The exercise
Reproduce each line of the material precisely.

Items

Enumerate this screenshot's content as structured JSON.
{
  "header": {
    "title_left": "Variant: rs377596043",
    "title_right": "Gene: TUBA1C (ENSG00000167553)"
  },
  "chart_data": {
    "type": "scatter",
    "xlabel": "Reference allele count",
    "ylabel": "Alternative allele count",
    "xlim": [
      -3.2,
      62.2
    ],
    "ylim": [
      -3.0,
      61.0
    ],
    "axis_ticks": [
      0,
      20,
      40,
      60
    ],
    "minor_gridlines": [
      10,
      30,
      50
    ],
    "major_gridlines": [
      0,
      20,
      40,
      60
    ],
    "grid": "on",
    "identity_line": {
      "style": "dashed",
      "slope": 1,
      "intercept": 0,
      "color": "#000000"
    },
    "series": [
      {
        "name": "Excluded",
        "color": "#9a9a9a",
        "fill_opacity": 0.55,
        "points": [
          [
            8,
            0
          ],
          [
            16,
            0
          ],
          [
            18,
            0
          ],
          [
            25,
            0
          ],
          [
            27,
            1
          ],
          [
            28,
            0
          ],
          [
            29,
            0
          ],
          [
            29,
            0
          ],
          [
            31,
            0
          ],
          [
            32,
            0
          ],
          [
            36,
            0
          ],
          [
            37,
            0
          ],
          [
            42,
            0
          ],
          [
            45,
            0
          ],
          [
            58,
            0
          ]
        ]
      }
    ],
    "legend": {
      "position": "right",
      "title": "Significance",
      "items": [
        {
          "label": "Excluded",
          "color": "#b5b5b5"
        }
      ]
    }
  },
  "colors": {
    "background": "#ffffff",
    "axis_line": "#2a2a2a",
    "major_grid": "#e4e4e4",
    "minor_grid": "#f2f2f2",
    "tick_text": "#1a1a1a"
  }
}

Answer to the exercise
Enumerate this screenshot's content as structured JSON.
{
  "header": {
    "title_left": "Variant: rs377596043",
    "title_right": "Gene: TUBA1C (ENSG00000167553)"
  },
  "chart_data": {
    "type": "scatter",
    "xlabel": "Reference allele count",
    "ylabel": "Alternative allele count",
    "xlim": [
      -3.2,
      62.2
    ],
    "ylim": [
      -3.0,
      61.0
    ],
    "axis_ticks": [
      0,
      20,
      40,
      60
    ],
    "minor_gridlines": [
      10,
      30,
      50
    ],
    "major_gridlines": [
      0,
      20,
      40,
      60
    ],
    "grid": "on",
    "identity_line": {
      "style": "dashed",
      "slope": 1,
      "intercept": 0,
      "color": "#000000"
    },
    "series": [
      {
        "name": "Excluded",
        "color": "#9a9a9a",
        "fill_opacity": 0.55,
        "points": [
          [
            8,
            0
          ],
          [
            16,
            0
          ],
          [
            18,
            0
          ],
          [
            25,
            0
          ],
          [
            27,
            1
          ],
          [
            28,
            0
          ],
          [
            29,
            0
          ],
          [
            29,
            0
          ],
          [
            31,
            0
          ],
          [
            32,
            0
          ],
          [
            36,
            0
          ],
          [
            37,
            0
          ],
          [
            42,
            0
          ],
          [
            45,
            0
          ],
          [
            58,
            0
          ]
        ]
      }
    ],
    "legend": {
      "position": "right",
      "title": "Significance",
      "items": [
        {
          "label": "Excluded",
          "color": "#b5b5b5"
        }
      ]
    }
  },
  "colors": {
    "background": "#ffffff",
    "axis_line": "#2a2a2a",
    "major_grid": "#e4e4e4",
    "minor_grid": "#f2f2f2",
    "tick_text": "#1a1a1a"
  }
}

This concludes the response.